# [Record excerpts]
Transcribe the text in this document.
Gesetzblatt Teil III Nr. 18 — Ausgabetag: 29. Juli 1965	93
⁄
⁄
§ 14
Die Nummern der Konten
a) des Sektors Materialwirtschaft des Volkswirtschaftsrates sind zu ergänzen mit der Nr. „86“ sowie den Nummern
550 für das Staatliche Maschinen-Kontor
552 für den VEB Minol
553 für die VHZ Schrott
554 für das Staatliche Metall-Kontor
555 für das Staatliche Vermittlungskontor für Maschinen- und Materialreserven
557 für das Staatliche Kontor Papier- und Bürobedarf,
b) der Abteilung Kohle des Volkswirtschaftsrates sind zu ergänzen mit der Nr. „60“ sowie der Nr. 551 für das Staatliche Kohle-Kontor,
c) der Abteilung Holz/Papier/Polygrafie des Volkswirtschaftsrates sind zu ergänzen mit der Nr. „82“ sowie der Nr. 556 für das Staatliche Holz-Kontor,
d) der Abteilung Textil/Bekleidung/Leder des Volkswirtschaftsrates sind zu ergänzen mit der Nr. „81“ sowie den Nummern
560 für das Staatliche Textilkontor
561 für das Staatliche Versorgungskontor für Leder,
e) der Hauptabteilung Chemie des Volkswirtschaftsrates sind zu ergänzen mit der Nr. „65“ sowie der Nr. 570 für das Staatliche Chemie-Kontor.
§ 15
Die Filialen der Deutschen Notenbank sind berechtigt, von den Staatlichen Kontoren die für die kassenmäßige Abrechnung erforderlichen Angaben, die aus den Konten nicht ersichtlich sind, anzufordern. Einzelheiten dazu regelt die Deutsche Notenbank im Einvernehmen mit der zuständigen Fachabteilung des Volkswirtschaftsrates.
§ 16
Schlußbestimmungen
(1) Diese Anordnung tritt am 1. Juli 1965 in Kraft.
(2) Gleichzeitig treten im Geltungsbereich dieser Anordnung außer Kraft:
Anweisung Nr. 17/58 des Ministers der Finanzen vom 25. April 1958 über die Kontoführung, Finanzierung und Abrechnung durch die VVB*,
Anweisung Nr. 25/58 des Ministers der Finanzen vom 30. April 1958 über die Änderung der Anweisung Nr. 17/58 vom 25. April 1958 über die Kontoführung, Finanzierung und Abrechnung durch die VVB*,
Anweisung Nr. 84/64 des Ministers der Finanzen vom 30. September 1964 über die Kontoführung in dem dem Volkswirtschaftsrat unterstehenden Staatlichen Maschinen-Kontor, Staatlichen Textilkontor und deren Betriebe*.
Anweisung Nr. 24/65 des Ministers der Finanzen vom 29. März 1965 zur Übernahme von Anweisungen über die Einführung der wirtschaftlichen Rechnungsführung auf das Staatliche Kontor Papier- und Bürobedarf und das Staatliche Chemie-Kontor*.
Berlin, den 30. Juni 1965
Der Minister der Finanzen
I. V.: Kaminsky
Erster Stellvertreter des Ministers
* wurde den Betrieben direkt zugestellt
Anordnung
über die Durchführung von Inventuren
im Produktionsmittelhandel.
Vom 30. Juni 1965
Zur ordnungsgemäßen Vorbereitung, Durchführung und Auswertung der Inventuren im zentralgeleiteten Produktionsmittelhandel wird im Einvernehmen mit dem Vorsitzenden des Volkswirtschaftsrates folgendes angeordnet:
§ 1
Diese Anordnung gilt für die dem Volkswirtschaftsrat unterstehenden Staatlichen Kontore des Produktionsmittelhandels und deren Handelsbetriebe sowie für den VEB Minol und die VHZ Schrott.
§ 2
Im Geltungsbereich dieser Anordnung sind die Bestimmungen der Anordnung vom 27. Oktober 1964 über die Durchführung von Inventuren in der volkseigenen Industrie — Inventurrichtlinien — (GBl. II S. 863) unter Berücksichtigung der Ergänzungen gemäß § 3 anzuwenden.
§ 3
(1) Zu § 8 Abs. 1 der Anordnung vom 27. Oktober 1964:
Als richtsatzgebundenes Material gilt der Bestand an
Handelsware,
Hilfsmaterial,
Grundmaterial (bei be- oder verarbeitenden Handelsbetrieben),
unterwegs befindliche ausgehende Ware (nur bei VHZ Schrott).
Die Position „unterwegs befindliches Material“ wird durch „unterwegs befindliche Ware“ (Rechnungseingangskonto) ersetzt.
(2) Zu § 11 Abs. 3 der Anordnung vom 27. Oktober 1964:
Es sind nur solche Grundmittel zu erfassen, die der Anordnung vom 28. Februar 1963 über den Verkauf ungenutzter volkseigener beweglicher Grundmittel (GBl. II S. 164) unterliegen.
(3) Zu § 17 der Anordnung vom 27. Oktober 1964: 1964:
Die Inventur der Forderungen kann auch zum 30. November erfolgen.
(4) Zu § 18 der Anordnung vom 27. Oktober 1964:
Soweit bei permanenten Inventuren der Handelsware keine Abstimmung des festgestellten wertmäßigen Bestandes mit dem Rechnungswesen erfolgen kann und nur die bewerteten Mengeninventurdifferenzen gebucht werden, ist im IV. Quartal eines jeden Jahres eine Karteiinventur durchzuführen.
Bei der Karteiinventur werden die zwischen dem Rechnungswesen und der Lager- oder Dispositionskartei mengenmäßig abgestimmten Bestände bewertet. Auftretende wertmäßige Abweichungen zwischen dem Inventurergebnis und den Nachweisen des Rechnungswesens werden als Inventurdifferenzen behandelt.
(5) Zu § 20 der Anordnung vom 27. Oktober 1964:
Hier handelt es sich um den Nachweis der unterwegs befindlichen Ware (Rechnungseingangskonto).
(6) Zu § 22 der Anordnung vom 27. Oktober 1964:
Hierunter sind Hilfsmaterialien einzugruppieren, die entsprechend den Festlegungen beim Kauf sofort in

# [Aim]
Gather up, from the records above, each line where the word "Schrott" appears.

# [Exercise solution]
553 für die VHZ Schrott
Diese Anordnung gilt für die dem Volkswirtschaftsrat unterstehenden Staatlichen Kontore des Produktionsmittelhandels und deren Handelsbetriebe sowie für den VEB Minol und die VHZ Schrott.
unterwegs befindliche ausgehende Ware (nur bei VHZ Schrott).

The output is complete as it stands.